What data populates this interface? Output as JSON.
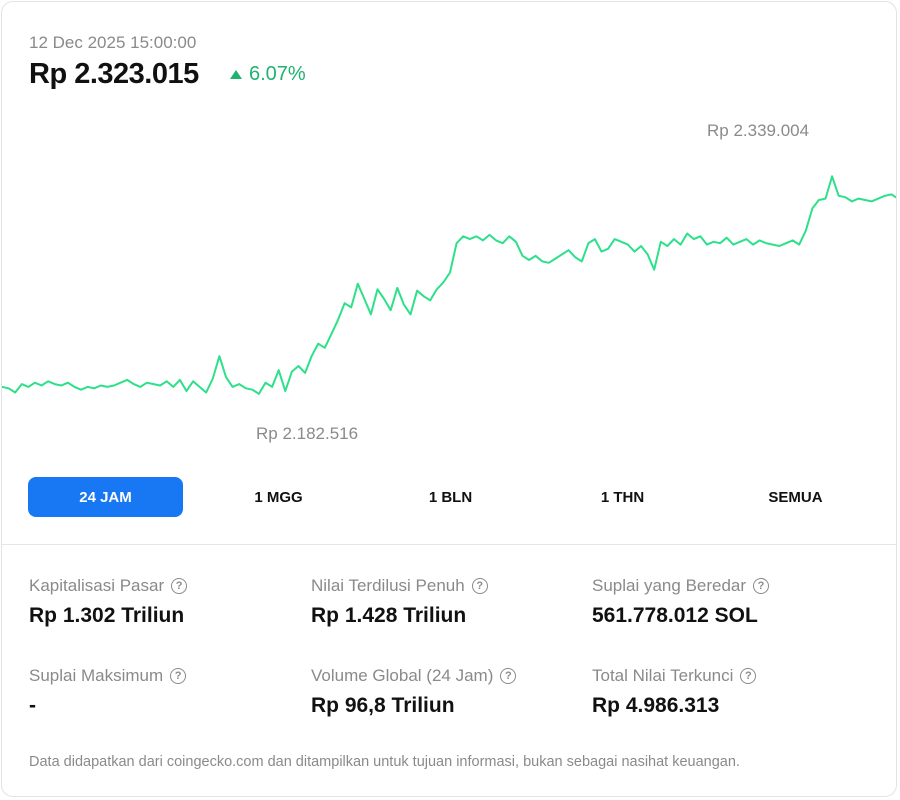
{
  "header": {
    "timestamp": "12 Dec 2025 15:00:00",
    "price": "Rp 2.323.015",
    "change": "6.07%",
    "change_direction": "up"
  },
  "chart_data": {
    "type": "line",
    "high_label": "Rp 2.339.004",
    "low_label": "Rp 2.182.516",
    "line_color": "#2ee08a",
    "ylim": [
      2170000,
      2360000
    ],
    "values": [
      2188000,
      2187000,
      2184000,
      2190000,
      2188000,
      2191000,
      2189000,
      2192000,
      2190000,
      2189000,
      2191000,
      2188000,
      2186000,
      2188000,
      2187000,
      2189000,
      2188000,
      2189000,
      2191000,
      2193000,
      2190000,
      2188000,
      2191000,
      2190000,
      2189000,
      2192000,
      2188000,
      2193000,
      2185000,
      2192000,
      2188000,
      2184000,
      2194000,
      2210000,
      2195000,
      2188000,
      2190000,
      2187000,
      2186000,
      2183000,
      2191000,
      2188000,
      2200000,
      2185000,
      2199000,
      2203000,
      2198000,
      2210000,
      2219000,
      2216000,
      2226000,
      2236000,
      2248000,
      2245000,
      2262000,
      2251000,
      2240000,
      2258000,
      2251000,
      2243000,
      2259000,
      2247000,
      2240000,
      2257000,
      2253000,
      2250000,
      2258000,
      2263000,
      2270000,
      2291000,
      2296000,
      2294000,
      2296000,
      2293000,
      2297000,
      2293000,
      2291000,
      2296000,
      2292000,
      2282000,
      2279000,
      2282000,
      2278000,
      2277000,
      2280000,
      2283000,
      2286000,
      2281000,
      2278000,
      2291000,
      2294000,
      2285000,
      2287000,
      2294000,
      2292000,
      2290000,
      2285000,
      2289000,
      2283000,
      2272000,
      2292000,
      2289000,
      2294000,
      2290000,
      2298000,
      2294000,
      2296000,
      2290000,
      2292000,
      2291000,
      2295000,
      2290000,
      2292000,
      2294000,
      2290000,
      2293000,
      2291000,
      2290000,
      2289000,
      2291000,
      2293000,
      2290000,
      2300000,
      2316000,
      2322000,
      2323000,
      2339000,
      2325000,
      2324000,
      2321000,
      2323000,
      2322000,
      2321000,
      2323000,
      2325000,
      2326000,
      2323000
    ]
  },
  "ranges": [
    {
      "label": "24 JAM",
      "active": true
    },
    {
      "label": "1 MGG",
      "active": false
    },
    {
      "label": "1 BLN",
      "active": false
    },
    {
      "label": "1 THN",
      "active": false
    },
    {
      "label": "SEMUA",
      "active": false
    }
  ],
  "stats": [
    {
      "label": "Kapitalisasi Pasar",
      "value": "Rp 1.302 Triliun"
    },
    {
      "label": "Nilai Terdilusi Penuh",
      "value": "Rp 1.428 Triliun"
    },
    {
      "label": "Suplai yang Beredar",
      "value": "561.778.012 SOL"
    },
    {
      "label": "Suplai Maksimum",
      "value": "-"
    },
    {
      "label": "Volume Global (24 Jam)",
      "value": "Rp 96,8 Triliun"
    },
    {
      "label": "Total Nilai Terkunci",
      "value": "Rp 4.986.313"
    }
  ],
  "help_icon": "question-circle-icon",
  "help_glyph": "?",
  "footer": "Data didapatkan dari coingecko.com dan ditampilkan untuk tujuan informasi, bukan sebagai nasihat keuangan.",
  "colors": {
    "accent": "#1877f2",
    "positive": "#1fb271",
    "muted": "#8a8a8a"
  }
}
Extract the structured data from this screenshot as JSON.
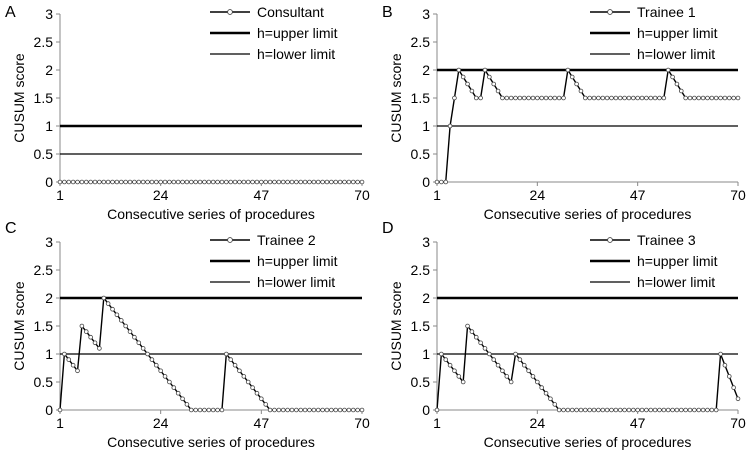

Task objective —
Write only the number of lines in the data above that include "Nilai".

Written response —
2